Stored items
________________
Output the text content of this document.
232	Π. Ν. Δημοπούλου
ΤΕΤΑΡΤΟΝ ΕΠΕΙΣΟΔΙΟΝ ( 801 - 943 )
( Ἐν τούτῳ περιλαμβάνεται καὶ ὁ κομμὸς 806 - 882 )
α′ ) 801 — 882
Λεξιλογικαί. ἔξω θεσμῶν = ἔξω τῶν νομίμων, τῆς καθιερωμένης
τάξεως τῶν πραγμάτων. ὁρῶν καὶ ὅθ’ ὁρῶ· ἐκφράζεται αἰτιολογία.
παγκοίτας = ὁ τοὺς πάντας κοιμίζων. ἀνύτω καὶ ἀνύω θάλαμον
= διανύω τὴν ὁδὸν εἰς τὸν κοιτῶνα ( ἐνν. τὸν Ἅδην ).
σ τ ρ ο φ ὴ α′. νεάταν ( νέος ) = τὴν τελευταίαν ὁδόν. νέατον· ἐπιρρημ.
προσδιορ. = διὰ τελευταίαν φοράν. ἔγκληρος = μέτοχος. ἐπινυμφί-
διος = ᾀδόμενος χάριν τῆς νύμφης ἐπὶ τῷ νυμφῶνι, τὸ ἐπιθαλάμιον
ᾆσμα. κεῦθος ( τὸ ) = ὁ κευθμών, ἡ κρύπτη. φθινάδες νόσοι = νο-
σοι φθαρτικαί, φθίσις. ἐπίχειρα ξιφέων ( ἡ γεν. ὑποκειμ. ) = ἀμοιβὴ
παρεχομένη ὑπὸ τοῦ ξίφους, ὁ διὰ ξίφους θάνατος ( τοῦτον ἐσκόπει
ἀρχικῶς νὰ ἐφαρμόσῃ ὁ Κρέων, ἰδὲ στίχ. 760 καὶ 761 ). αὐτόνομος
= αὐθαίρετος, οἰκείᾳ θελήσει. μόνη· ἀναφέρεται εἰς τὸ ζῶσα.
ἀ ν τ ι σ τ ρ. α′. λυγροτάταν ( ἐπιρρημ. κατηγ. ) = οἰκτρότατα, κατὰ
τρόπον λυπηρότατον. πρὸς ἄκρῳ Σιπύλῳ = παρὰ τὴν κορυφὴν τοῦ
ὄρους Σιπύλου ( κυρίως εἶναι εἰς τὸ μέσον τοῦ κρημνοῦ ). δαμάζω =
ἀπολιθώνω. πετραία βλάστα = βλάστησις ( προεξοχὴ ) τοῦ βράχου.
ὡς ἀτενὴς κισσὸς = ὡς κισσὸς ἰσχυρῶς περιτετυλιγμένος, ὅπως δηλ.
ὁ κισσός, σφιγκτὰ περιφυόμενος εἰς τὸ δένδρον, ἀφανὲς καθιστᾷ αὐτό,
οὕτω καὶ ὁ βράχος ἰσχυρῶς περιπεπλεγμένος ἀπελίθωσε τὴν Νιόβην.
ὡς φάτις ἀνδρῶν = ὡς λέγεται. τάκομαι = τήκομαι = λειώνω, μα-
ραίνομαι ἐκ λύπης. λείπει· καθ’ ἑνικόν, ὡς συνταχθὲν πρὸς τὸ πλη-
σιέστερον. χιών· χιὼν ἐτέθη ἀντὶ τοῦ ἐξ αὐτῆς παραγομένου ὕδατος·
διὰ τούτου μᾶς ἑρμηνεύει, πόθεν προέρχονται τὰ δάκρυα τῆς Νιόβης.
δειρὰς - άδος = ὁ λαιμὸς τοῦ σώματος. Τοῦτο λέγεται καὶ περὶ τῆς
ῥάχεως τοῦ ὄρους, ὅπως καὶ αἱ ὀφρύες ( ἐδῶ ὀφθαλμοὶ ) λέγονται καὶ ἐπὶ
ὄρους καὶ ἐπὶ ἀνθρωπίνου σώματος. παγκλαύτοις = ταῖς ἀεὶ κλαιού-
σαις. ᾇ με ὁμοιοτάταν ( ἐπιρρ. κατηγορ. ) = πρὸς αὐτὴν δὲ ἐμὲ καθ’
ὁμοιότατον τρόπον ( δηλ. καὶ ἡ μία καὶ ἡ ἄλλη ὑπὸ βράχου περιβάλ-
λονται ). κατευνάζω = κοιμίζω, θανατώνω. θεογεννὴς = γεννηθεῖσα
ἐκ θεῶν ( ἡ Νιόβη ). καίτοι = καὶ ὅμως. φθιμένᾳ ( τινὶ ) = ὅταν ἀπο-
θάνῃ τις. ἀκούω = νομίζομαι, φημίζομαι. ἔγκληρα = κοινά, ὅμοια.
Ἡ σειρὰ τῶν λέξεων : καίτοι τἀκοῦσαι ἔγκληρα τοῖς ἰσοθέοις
________________
Take every line from the data that contains the word "βράχου".

ἀπολιθώνω. πετραία βλάστα = βλάστησις ( προεξοχὴ ) τοῦ βράχου.
ὁμοιότατον τρόπον ( δηλ. καὶ ἡ μία καὶ ἡ ἄλλη ὑπὸ βράχου περιβάλ-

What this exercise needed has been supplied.